### Data extract
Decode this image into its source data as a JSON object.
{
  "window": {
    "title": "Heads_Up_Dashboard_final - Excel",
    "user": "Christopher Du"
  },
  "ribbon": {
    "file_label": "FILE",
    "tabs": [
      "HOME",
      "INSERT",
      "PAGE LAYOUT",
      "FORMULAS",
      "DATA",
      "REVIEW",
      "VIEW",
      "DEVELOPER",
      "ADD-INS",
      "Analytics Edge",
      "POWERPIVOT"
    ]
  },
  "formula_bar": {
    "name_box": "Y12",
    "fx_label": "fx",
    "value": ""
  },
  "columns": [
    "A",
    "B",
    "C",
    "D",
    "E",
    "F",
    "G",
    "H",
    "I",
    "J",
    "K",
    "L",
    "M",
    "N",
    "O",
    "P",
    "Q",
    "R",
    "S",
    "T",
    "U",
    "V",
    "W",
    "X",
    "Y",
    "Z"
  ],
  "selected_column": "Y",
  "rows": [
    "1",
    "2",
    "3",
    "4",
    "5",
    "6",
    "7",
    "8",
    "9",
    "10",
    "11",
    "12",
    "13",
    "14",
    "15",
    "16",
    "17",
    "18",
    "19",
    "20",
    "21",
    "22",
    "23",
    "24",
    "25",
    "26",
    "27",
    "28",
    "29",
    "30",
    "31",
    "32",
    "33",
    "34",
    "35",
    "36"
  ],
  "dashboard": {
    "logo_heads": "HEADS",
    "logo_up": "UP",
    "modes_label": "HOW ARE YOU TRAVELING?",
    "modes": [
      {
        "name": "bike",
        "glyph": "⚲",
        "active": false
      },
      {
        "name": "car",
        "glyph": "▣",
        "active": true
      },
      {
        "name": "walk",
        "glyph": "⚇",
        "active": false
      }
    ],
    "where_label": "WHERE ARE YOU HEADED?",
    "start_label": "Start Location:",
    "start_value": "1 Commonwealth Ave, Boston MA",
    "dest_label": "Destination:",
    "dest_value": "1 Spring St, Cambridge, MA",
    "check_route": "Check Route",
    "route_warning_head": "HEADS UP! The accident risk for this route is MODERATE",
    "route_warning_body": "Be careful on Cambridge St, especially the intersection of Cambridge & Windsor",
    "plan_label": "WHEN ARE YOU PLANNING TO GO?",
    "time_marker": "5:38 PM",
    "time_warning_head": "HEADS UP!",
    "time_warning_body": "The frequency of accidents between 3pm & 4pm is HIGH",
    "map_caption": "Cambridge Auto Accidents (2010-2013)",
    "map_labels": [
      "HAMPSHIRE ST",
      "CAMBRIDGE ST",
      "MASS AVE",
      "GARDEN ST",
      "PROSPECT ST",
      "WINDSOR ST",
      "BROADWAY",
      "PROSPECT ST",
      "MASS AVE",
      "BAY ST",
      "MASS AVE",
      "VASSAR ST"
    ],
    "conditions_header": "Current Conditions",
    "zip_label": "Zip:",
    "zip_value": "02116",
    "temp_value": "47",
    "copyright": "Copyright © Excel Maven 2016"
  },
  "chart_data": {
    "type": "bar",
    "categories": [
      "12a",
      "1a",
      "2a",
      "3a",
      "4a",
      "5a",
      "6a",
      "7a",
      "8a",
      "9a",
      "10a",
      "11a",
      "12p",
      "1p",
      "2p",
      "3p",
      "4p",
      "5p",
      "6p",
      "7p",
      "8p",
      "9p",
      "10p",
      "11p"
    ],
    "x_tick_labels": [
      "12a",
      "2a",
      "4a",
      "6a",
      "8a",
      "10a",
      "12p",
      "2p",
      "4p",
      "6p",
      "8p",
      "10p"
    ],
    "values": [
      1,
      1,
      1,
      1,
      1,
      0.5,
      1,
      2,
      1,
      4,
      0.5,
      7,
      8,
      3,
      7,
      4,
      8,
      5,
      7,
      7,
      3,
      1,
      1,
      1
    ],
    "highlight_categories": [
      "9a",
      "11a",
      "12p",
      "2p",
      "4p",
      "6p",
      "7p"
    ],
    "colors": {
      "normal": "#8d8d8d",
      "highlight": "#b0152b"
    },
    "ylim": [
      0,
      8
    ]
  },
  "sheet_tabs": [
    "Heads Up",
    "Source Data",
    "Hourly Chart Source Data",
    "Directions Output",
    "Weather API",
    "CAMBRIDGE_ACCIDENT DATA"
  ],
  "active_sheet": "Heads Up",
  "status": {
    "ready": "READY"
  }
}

### Problem description
Extract all of the material exactly as it is written.

### Written solution
Decode this image into its source data as a JSON object.
{
  "window": {
    "title": "Heads_Up_Dashboard_final - Excel",
    "user": "Christopher Du"
  },
  "ribbon": {
    "file_label": "FILE",
    "tabs": [
      "HOME",
      "INSERT",
      "PAGE LAYOUT",
      "FORMULAS",
      "DATA",
      "REVIEW",
      "VIEW",
      "DEVELOPER",
      "ADD-INS",
      "Analytics Edge",
      "POWERPIVOT"
    ]
  },
  "formula_bar": {
    "name_box": "Y12",
    "fx_label": "fx",
    "value": ""
  },
  "columns": [
    "A",
    "B",
    "C",
    "D",
    "E",
    "F",
    "G",
    "H",
    "I",
    "J",
    "K",
    "L",
    "M",
    "N",
    "O",
    "P",
    "Q",
    "R",
    "S",
    "T",
    "U",
    "V",
    "W",
    "X",
    "Y",
    "Z"
  ],
  "selected_column": "Y",
  "rows": [
    "1",
    "2",
    "3",
    "4",
    "5",
    "6",
    "7",
    "8",
    "9",
    "10",
    "11",
    "12",
    "13",
    "14",
    "15",
    "16",
    "17",
    "18",
    "19",
    "20",
    "21",
    "22",
    "23",
    "24",
    "25",
    "26",
    "27",
    "28",
    "29",
    "30",
    "31",
    "32",
    "33",
    "34",
    "35",
    "36"
  ],
  "dashboard": {
    "logo_heads": "HEADS",
    "logo_up": "UP",
    "modes_label": "HOW ARE YOU TRAVELING?",
    "modes": [
      {
        "name": "bike",
        "glyph": "⚲",
        "active": false
      },
      {
        "name": "car",
        "glyph": "▣",
        "active": true
      },
      {
        "name": "walk",
        "glyph": "⚇",
        "active": false
      }
    ],
    "where_label": "WHERE ARE YOU HEADED?",
    "start_label": "Start Location:",
    "start_value": "1 Commonwealth Ave, Boston MA",
    "dest_label": "Destination:",
    "dest_value": "1 Spring St, Cambridge, MA",
    "check_route": "Check Route",
    "route_warning_head": "HEADS UP! The accident risk for this route is MODERATE",
    "route_warning_body": "Be careful on Cambridge St, especially the intersection of Cambridge & Windsor",
    "plan_label": "WHEN ARE YOU PLANNING TO GO?",
    "time_marker": "5:38 PM",
    "time_warning_head": "HEADS UP!",
    "time_warning_body": "The frequency of accidents between 3pm & 4pm is HIGH",
    "map_caption": "Cambridge Auto Accidents (2010-2013)",
    "map_labels": [
      "HAMPSHIRE ST",
      "CAMBRIDGE ST",
      "MASS AVE",
      "GARDEN ST",
      "PROSPECT ST",
      "WINDSOR ST",
      "BROADWAY",
      "PROSPECT ST",
      "MASS AVE",
      "BAY ST",
      "MASS AVE",
      "VASSAR ST"
    ],
    "conditions_header": "Current Conditions",
    "zip_label": "Zip:",
    "zip_value": "02116",
    "temp_value": "47",
    "copyright": "Copyright © Excel Maven 2016"
  },
  "chart_data": {
    "type": "bar",
    "categories": [
      "12a",
      "1a",
      "2a",
      "3a",
      "4a",
      "5a",
      "6a",
      "7a",
      "8a",
      "9a",
      "10a",
      "11a",
      "12p",
      "1p",
      "2p",
      "3p",
      "4p",
      "5p",
      "6p",
      "7p",
      "8p",
      "9p",
      "10p",
      "11p"
    ],
    "x_tick_labels": [
      "12a",
      "2a",
      "4a",
      "6a",
      "8a",
      "10a",
      "12p",
      "2p",
      "4p",
      "6p",
      "8p",
      "10p"
    ],
    "values": [
      1,
      1,
      1,
      1,
      1,
      0.5,
      1,
      2,
      1,
      4,
      0.5,
      7,
      8,
      3,
      7,
      4,
      8,
      5,
      7,
      7,
      3,
      1,
      1,
      1
    ],
    "highlight_categories": [
      "9a",
      "11a",
      "12p",
      "2p",
      "4p",
      "6p",
      "7p"
    ],
    "colors": {
      "normal": "#8d8d8d",
      "highlight": "#b0152b"
    },
    "ylim": [
      0,
      8
    ]
  },
  "sheet_tabs": [
    "Heads Up",
    "Source Data",
    "Hourly Chart Source Data",
    "Directions Output",
    "Weather API",
    "CAMBRIDGE_ACCIDENT DATA"
  ],
  "active_sheet": "Heads Up",
  "status": {
    "ready": "READY"
  }
}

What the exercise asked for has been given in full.